Copy every line of the data that includes the string "name".

══ Records for this exercise ══

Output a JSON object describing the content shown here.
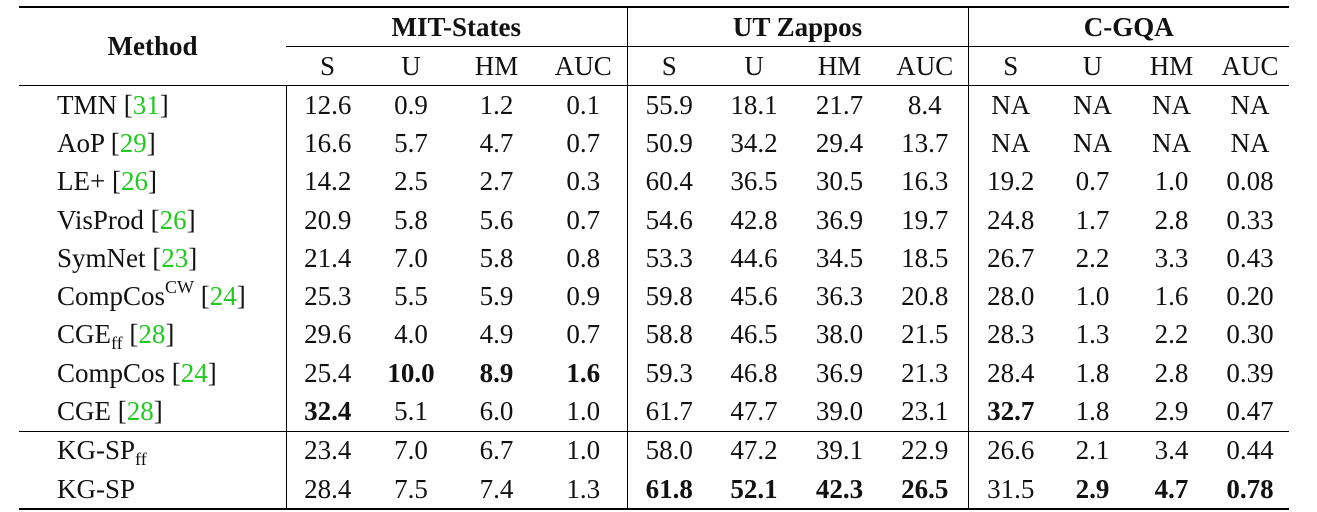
{
  "groups": [
    "MIT-States",
    "UT Zappos",
    "C-GQA"
  ],
  "method_header": "Method",
  "subheaders": [
    "S",
    "U",
    "HM",
    "AUC"
  ],
  "rows": [
    {
      "name": "TMN",
      "sub": "",
      "sup": "",
      "cite": "31",
      "vals": [
        "12.6",
        "0.9",
        "1.2",
        "0.1",
        "55.9",
        "18.1",
        "21.7",
        "8.4",
        "NA",
        "NA",
        "NA",
        "NA"
      ],
      "bold": []
    },
    {
      "name": "AoP",
      "sub": "",
      "sup": "",
      "cite": "29",
      "vals": [
        "16.6",
        "5.7",
        "4.7",
        "0.7",
        "50.9",
        "34.2",
        "29.4",
        "13.7",
        "NA",
        "NA",
        "NA",
        "NA"
      ],
      "bold": []
    },
    {
      "name": "LE+",
      "sub": "",
      "sup": "",
      "cite": "26",
      "vals": [
        "14.2",
        "2.5",
        "2.7",
        "0.3",
        "60.4",
        "36.5",
        "30.5",
        "16.3",
        "19.2",
        "0.7",
        "1.0",
        "0.08"
      ],
      "bold": []
    },
    {
      "name": "VisProd",
      "sub": "",
      "sup": "",
      "cite": "26",
      "vals": [
        "20.9",
        "5.8",
        "5.6",
        "0.7",
        "54.6",
        "42.8",
        "36.9",
        "19.7",
        "24.8",
        "1.7",
        "2.8",
        "0.33"
      ],
      "bold": []
    },
    {
      "name": "SymNet",
      "sub": "",
      "sup": "",
      "cite": "23",
      "vals": [
        "21.4",
        "7.0",
        "5.8",
        "0.8",
        "53.3",
        "44.6",
        "34.5",
        "18.5",
        "26.7",
        "2.2",
        "3.3",
        "0.43"
      ],
      "bold": []
    },
    {
      "name": "CompCos",
      "sub": "",
      "sup": "CW",
      "cite": "24",
      "vals": [
        "25.3",
        "5.5",
        "5.9",
        "0.9",
        "59.8",
        "45.6",
        "36.3",
        "20.8",
        "28.0",
        "1.0",
        "1.6",
        "0.20"
      ],
      "bold": []
    },
    {
      "name": "CGE",
      "sub": "ff",
      "sup": "",
      "cite": "28",
      "vals": [
        "29.6",
        "4.0",
        "4.9",
        "0.7",
        "58.8",
        "46.5",
        "38.0",
        "21.5",
        "28.3",
        "1.3",
        "2.2",
        "0.30"
      ],
      "bold": []
    },
    {
      "name": "CompCos",
      "sub": "",
      "sup": "",
      "cite": "24",
      "vals": [
        "25.4",
        "10.0",
        "8.9",
        "1.6",
        "59.3",
        "46.8",
        "36.9",
        "21.3",
        "28.4",
        "1.8",
        "2.8",
        "0.39"
      ],
      "bold": [
        1,
        2,
        3
      ]
    },
    {
      "name": "CGE",
      "sub": "",
      "sup": "",
      "cite": "28",
      "vals": [
        "32.4",
        "5.1",
        "6.0",
        "1.0",
        "61.7",
        "47.7",
        "39.0",
        "23.1",
        "32.7",
        "1.8",
        "2.9",
        "0.47"
      ],
      "bold": [
        0,
        8
      ]
    },
    {
      "name": "KG-SP",
      "sub": "ff",
      "sup": "",
      "cite": "",
      "vals": [
        "23.4",
        "7.0",
        "6.7",
        "1.0",
        "58.0",
        "47.2",
        "39.1",
        "22.9",
        "26.6",
        "2.1",
        "3.4",
        "0.44"
      ],
      "bold": []
    },
    {
      "name": "KG-SP",
      "sub": "",
      "sup": "",
      "cite": "",
      "vals": [
        "28.4",
        "7.5",
        "7.4",
        "1.3",
        "61.8",
        "52.1",
        "42.3",
        "26.5",
        "31.5",
        "2.9",
        "4.7",
        "0.78"
      ],
      "bold": [
        4,
        5,
        6,
        7,
        9,
        10,
        11
      ]
    }
  ]
}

═══

● **Problem solution**
      "name": "TMN",
      "name": "AoP",
      "name": "LE+",
      "name": "VisProd",
      "name": "SymNet",
      "name": "CompCos",
      "name": "CGE",
      "name": "CompCos",
      "name": "CGE",
      "name": "KG-SP",
      "name": "KG-SP",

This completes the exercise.